### Requirement
Output every entry exactly as given.

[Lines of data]
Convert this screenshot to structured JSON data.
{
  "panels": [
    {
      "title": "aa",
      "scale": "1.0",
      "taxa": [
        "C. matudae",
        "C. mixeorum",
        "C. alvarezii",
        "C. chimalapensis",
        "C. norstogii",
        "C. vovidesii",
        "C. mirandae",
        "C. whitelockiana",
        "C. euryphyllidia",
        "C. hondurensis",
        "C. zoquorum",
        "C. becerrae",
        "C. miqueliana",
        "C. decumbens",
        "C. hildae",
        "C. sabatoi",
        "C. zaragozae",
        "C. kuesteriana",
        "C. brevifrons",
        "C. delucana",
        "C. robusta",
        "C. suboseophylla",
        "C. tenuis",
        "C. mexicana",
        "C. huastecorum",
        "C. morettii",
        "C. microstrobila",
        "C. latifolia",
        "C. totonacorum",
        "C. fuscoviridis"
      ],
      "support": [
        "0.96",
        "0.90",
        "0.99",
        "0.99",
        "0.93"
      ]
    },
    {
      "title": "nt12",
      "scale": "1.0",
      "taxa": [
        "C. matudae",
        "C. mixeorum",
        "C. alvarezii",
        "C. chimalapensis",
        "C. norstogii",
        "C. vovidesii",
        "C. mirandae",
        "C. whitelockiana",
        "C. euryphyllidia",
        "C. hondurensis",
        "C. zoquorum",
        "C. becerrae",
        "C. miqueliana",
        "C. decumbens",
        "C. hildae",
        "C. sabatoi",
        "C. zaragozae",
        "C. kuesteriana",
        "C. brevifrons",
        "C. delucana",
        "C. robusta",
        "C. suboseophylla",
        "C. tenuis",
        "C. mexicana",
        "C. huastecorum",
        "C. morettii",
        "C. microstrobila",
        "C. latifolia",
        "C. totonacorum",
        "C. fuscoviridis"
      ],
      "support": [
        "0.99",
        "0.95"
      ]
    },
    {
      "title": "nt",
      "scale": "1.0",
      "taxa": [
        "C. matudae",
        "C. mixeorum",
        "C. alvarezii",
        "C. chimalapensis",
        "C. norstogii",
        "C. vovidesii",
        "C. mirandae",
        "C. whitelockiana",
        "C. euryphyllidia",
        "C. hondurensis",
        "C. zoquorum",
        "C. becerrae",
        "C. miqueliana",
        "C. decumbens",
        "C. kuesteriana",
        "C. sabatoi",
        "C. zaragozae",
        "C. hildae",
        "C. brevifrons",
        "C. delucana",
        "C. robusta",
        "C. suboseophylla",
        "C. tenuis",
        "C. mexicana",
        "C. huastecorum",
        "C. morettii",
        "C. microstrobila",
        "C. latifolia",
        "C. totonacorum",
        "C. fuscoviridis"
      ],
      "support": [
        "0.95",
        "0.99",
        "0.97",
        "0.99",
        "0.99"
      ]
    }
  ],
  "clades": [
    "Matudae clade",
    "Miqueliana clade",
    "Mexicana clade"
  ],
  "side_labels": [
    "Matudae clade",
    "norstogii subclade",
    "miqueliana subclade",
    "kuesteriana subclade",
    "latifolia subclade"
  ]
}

### Correct answer
Convert this screenshot to structured JSON data.
{
  "panels": [
    {
      "title": "aa",
      "scale": "1.0",
      "taxa": [
        "C. matudae",
        "C. mixeorum",
        "C. alvarezii",
        "C. chimalapensis",
        "C. norstogii",
        "C. vovidesii",
        "C. mirandae",
        "C. whitelockiana",
        "C. euryphyllidia",
        "C. hondurensis",
        "C. zoquorum",
        "C. becerrae",
        "C. miqueliana",
        "C. decumbens",
        "C. hildae",
        "C. sabatoi",
        "C. zaragozae",
        "C. kuesteriana",
        "C. brevifrons",
        "C. delucana",
        "C. robusta",
        "C. suboseophylla",
        "C. tenuis",
        "C. mexicana",
        "C. huastecorum",
        "C. morettii",
        "C. microstrobila",
        "C. latifolia",
        "C. totonacorum",
        "C. fuscoviridis"
      ],
      "support": [
        "0.96",
        "0.90",
        "0.99",
        "0.99",
        "0.93"
      ]
    },
    {
      "title": "nt12",
      "scale": "1.0",
      "taxa": [
        "C. matudae",
        "C. mixeorum",
        "C. alvarezii",
        "C. chimalapensis",
        "C. norstogii",
        "C. vovidesii",
        "C. mirandae",
        "C. whitelockiana",
        "C. euryphyllidia",
        "C. hondurensis",
        "C. zoquorum",
        "C. becerrae",
        "C. miqueliana",
        "C. decumbens",
        "C. hildae",
        "C. sabatoi",
        "C. zaragozae",
        "C. kuesteriana",
        "C. brevifrons",
        "C. delucana",
        "C. robusta",
        "C. suboseophylla",
        "C. tenuis",
        "C. mexicana",
        "C. huastecorum",
        "C. morettii",
        "C. microstrobila",
        "C. latifolia",
        "C. totonacorum",
        "C. fuscoviridis"
      ],
      "support": [
        "0.99",
        "0.95"
      ]
    },
    {
      "title": "nt",
      "scale": "1.0",
      "taxa": [
        "C. matudae",
        "C. mixeorum",
        "C. alvarezii",
        "C. chimalapensis",
        "C. norstogii",
        "C. vovidesii",
        "C. mirandae",
        "C. whitelockiana",
        "C. euryphyllidia",
        "C. hondurensis",
        "C. zoquorum",
        "C. becerrae",
        "C. miqueliana",
        "C. decumbens",
        "C. kuesteriana",
        "C. sabatoi",
        "C. zaragozae",
        "C. hildae",
        "C. brevifrons",
        "C. delucana",
        "C. robusta",
        "C. suboseophylla",
        "C. tenuis",
        "C. mexicana",
        "C. huastecorum",
        "C. morettii",
        "C. microstrobila",
        "C. latifolia",
        "C. totonacorum",
        "C. fuscoviridis"
      ],
      "support": [
        "0.95",
        "0.99",
        "0.97",
        "0.99",
        "0.99"
      ]
    }
  ],
  "clades": [
    "Matudae clade",
    "Miqueliana clade",
    "Mexicana clade"
  ],
  "side_labels": [
    "Matudae clade",
    "norstogii subclade",
    "miqueliana subclade",
    "kuesteriana subclade",
    "latifolia subclade"
  ]
}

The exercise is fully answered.